*Work instructions:*
Put each line of the data below into a JSON list of strings, with one string per line and no entries for blank lines.

(Excerpt from a dataset)

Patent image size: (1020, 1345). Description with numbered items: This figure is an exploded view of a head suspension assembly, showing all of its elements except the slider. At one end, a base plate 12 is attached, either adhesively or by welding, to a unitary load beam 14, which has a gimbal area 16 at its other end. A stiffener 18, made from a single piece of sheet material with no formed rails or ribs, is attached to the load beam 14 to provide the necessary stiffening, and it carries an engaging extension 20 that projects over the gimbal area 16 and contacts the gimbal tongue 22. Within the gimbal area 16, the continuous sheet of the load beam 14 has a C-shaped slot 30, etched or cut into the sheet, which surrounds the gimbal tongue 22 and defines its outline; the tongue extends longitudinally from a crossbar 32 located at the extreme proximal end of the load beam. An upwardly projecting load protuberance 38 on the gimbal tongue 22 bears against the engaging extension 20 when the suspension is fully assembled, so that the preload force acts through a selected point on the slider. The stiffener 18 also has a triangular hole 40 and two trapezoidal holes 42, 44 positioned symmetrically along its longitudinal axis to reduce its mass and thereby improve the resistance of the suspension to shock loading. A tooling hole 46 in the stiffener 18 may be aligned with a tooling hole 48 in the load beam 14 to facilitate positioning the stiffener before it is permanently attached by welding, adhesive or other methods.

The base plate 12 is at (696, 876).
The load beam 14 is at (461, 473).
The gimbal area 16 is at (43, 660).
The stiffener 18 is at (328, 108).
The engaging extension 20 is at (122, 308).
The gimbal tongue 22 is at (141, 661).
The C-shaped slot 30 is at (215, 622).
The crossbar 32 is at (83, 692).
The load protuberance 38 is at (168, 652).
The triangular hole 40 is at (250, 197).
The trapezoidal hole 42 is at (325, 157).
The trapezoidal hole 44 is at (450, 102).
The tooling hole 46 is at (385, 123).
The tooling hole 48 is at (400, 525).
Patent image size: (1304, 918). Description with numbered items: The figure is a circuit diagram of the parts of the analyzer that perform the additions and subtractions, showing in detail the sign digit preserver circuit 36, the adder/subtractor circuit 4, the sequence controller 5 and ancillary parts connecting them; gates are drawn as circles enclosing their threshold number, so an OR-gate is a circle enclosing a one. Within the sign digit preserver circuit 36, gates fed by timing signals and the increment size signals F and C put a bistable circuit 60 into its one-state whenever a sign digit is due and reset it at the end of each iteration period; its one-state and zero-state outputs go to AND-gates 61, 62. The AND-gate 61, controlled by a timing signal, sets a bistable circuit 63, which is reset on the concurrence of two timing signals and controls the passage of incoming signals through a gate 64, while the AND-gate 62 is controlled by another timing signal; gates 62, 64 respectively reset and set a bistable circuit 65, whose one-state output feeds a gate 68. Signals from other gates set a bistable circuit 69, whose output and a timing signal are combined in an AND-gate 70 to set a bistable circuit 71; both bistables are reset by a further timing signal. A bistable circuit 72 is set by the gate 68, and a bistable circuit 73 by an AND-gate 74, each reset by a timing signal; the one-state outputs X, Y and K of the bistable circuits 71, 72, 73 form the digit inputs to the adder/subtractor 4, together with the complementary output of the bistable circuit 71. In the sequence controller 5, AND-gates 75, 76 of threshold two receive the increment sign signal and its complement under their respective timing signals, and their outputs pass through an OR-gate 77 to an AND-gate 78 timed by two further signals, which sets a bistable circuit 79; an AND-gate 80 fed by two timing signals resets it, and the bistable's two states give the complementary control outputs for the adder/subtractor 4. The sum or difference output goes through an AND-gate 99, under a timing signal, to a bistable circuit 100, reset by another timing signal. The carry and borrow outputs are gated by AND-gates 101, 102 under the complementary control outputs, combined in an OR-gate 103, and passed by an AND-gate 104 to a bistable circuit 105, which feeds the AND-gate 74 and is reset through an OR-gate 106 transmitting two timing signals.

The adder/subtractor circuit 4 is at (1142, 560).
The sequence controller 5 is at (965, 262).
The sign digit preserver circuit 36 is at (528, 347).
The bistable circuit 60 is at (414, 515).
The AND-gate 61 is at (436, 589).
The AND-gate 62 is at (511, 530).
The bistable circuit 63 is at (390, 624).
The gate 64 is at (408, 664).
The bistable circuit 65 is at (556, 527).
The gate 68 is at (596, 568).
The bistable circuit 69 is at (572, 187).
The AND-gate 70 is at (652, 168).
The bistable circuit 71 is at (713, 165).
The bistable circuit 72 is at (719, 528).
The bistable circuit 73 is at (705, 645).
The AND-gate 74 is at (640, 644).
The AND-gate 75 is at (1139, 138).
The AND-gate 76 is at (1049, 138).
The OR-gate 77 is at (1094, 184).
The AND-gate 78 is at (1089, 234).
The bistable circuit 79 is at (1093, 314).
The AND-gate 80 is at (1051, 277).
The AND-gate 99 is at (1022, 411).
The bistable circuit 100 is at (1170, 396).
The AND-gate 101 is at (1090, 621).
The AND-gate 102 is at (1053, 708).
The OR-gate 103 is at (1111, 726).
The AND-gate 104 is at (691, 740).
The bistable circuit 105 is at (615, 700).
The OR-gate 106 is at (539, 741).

*Exercise solution:*
[
  "Patent image size: (1020, 1345). Description with numbered items: This figure is an exploded view of a head suspension assembly, showing all of its elements except the slider. At one end, a base plate 12 is attached, either adhesively or by welding, to a unitary load beam 14, which has a gimbal area 16 at its other end. A stiffener 18, made from a single piece of sheet material with no formed rails or ribs, is attached to the load beam 14 to provide the necessary stiffening, and it carries an engaging extension 20 that projects over the gimbal area 16 and contacts the gimbal tongue 22. Within the gimbal area 16, the continuous sheet of the load beam 14 has a C-shaped slot 30, etched or cut into the sheet, which surrounds the gimbal tongue 22 and defines its outline; the tongue extends longitudinally from a crossbar 32 located at the extreme proximal end of the load beam. An upwardly projecting load protuberance 38 on the gimbal tongue 22 bears against the engaging extension 20 when the suspension is fully assembled, so that the preload force acts through a selected point on the slider. The stiffener 18 also has a triangular hole 40 and two trapezoidal holes 42, 44 positioned symmetrically along its longitudinal axis to reduce its mass and thereby improve the resistance of the suspension to shock loading. A tooling hole 46 in the stiffener 18 may be aligned with a tooling hole 48 in the load beam 14 to facilitate positioning the stiffener before it is permanently attached by welding, adhesive or other methods.",
  "The base plate 12 is at (696, 876).",
  "The load beam 14 is at (461, 473).",
  "The gimbal area 16 is at (43, 660).",
  "The stiffener 18 is at (328, 108).",
  "The engaging extension 20 is at (122, 308).",
  "The gimbal tongue 22 is at (141, 661).",
  "The C-shaped slot 30 is at (215, 622).",
  "The crossbar 32 is at (83, 692).",
  "The load protuberance 38 is at (168, 652).",
  "The triangular hole 40 is at (250, 197).",
  "The trapezoidal hole 42 is at (325, 157).",
  "The trapezoidal hole 44 is at (450, 102).",
  "The tooling hole 46 is at (385, 123).",
  "The tooling hole 48 is at (400, 525).",
  "Patent image size: (1304, 918). Description with numbered items: The figure is a circuit diagram of the parts of the analyzer that perform the additions and subtractions, showing in detail the sign digit preserver circuit 36, the adder/subtractor circuit 4, the sequence controller 5 and ancillary parts connecting them; gates are drawn as circles enclosing their threshold number, so an OR-gate is a circle enclosing a one. Within the sign digit preserver circuit 36, gates fed by timing signals and the increment size signals F and C put a bistable circuit 60 into its one-state whenever a sign digit is due and reset it at the end of each iteration period; its one-state and zero-state outputs go to AND-gates 61, 62. The AND-gate 61, controlled by a timing signal, sets a bistable circuit 63, which is reset on the concurrence of two timing signals and controls the passage of incoming signals through a gate 64, while the AND-gate 62 is controlled by another timing signal; gates 62, 64 respectively reset and set a bistable circuit 65, whose one-state output feeds a gate 68. Signals from other gates set a bistable circuit 69, whose output and a timing signal are combined in an AND-gate 70 to set a bistable circuit 71; both bistables are reset by a further timing signal. A bistable circuit 72 is set by the gate 68, and a bistable circuit 73 by an AND-gate 74, each reset by a timing signal; the one-state outputs X, Y and K of the bistable circuits 71, 72, 73 form the digit inputs to the adder/subtractor 4, together with the complementary output of the bistable circuit 71. In the sequence controller 5, AND-gates 75, 76 of threshold two receive the increment sign signal and its complement under their respective timing signals, and their outputs pass through an OR-gate 77 to an AND-gate 78 timed by two further signals, which sets a bistable circuit 79; an AND-gate 80 fed by two timing signals resets it, and the bistable's two states give the complementary control outputs for the adder/subtractor 4. The sum or difference output goes through an AND-gate 99, under a timing signal, to a bistable circuit 100, reset by another timing signal. The carry and borrow outputs are gated by AND-gates 101, 102 under the complementary control outputs, combined in an OR-gate 103, and passed by an AND-gate 104 to a bistable circuit 105, which feeds the AND-gate 74 and is reset through an OR-gate 106 transmitting two timing signals.",
  "The adder/subtractor circuit 4 is at (1142, 560).",
  "The sequence controller 5 is at (965, 262).",
  "The sign digit preserver circuit 36 is at (528, 347).",
  "The bistable circuit 60 is at (414, 515).",
  "The AND-gate 61 is at (436, 589).",
  "The AND-gate 62 is at (511, 530).",
  "The bistable circuit 63 is at (390, 624).",
  "The gate 64 is at (408, 664).",
  "The bistable circuit 65 is at (556, 527).",
  "The gate 68 is at (596, 568).",
  "The bistable circuit 69 is at (572, 187).",
  "The AND-gate 70 is at (652, 168).",
  "The bistable circuit 71 is at (713, 165).",
  "The bistable circuit 72 is at (719, 528).",
  "The bistable circuit 73 is at (705, 645).",
  "The AND-gate 74 is at (640, 644).",
  "The AND-gate 75 is at (1139, 138).",
  "The AND-gate 76 is at (1049, 138).",
  "The OR-gate 77 is at (1094, 184).",
  "The AND-gate 78 is at (1089, 234).",
  "The bistable circuit 79 is at (1093, 314).",
  "The AND-gate 80 is at (1051, 277).",
  "The AND-gate 99 is at (1022, 411).",
  "The bistable circuit 100 is at (1170, 396).",
  "The AND-gate 101 is at (1090, 621).",
  "The AND-gate 102 is at (1053, 708).",
  "The OR-gate 103 is at (1111, 726).",
  "The AND-gate 104 is at (691, 740).",
  "The bistable circuit 105 is at (615, 700).",
  "The OR-gate 106 is at (539, 741)."
]